** DESCRIPTION OF THE TASK **
Extract every line that includes the string "footer".

** DATASET CONTENT **
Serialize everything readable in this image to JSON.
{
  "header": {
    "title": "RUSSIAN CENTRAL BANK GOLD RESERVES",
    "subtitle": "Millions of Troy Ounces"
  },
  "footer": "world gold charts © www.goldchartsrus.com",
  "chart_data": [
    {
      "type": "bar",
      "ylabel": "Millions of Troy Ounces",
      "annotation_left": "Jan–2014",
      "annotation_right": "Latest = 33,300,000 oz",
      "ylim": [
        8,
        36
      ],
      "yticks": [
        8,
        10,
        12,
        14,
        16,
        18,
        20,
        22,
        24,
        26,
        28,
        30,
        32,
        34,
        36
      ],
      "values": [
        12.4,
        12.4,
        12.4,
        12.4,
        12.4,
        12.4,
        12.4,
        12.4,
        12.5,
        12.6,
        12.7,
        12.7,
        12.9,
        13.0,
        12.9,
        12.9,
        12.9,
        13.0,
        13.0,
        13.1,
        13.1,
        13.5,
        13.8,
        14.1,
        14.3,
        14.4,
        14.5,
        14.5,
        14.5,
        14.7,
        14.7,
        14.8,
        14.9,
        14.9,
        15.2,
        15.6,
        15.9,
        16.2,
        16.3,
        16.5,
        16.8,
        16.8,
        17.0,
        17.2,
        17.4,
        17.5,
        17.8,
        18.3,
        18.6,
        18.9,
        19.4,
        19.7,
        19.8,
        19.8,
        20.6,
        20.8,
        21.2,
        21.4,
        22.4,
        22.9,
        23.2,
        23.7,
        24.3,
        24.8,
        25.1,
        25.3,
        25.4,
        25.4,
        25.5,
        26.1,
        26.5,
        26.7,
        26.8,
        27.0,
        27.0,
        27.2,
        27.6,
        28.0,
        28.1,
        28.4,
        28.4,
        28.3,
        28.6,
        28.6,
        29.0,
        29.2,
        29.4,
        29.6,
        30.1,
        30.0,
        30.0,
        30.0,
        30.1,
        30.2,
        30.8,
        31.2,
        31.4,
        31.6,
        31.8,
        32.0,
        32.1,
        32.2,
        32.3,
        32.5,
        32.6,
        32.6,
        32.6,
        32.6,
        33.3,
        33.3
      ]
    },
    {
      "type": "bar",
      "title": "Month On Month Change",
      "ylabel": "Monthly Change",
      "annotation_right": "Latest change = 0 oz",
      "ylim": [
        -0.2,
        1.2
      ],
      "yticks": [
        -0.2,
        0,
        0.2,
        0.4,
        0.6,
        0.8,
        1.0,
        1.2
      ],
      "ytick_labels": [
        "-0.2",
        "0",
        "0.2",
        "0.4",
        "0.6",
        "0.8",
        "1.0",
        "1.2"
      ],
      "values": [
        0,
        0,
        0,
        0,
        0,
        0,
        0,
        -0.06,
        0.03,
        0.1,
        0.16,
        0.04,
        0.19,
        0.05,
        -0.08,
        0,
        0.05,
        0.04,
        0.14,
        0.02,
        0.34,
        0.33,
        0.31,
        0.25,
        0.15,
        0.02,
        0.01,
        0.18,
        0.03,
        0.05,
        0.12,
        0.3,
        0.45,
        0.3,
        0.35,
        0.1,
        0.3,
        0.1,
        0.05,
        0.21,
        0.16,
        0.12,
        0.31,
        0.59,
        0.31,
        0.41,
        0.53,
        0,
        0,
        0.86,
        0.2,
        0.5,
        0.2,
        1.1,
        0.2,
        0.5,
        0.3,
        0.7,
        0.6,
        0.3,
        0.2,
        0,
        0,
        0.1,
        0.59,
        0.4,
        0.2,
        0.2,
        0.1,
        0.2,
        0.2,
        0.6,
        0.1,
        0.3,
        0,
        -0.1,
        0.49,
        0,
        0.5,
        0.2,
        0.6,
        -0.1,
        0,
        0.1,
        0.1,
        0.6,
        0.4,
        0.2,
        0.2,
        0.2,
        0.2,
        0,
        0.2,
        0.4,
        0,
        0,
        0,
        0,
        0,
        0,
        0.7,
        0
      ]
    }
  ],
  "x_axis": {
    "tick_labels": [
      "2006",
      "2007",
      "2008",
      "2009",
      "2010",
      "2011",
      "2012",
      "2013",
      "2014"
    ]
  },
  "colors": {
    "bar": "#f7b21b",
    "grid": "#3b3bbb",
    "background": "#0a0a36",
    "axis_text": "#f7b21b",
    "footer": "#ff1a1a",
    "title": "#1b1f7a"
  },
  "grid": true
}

** COMPLETED TASK **
  "footer": "world gold charts © www.goldchartsrus.com",
    "footer": "#ff1a1a",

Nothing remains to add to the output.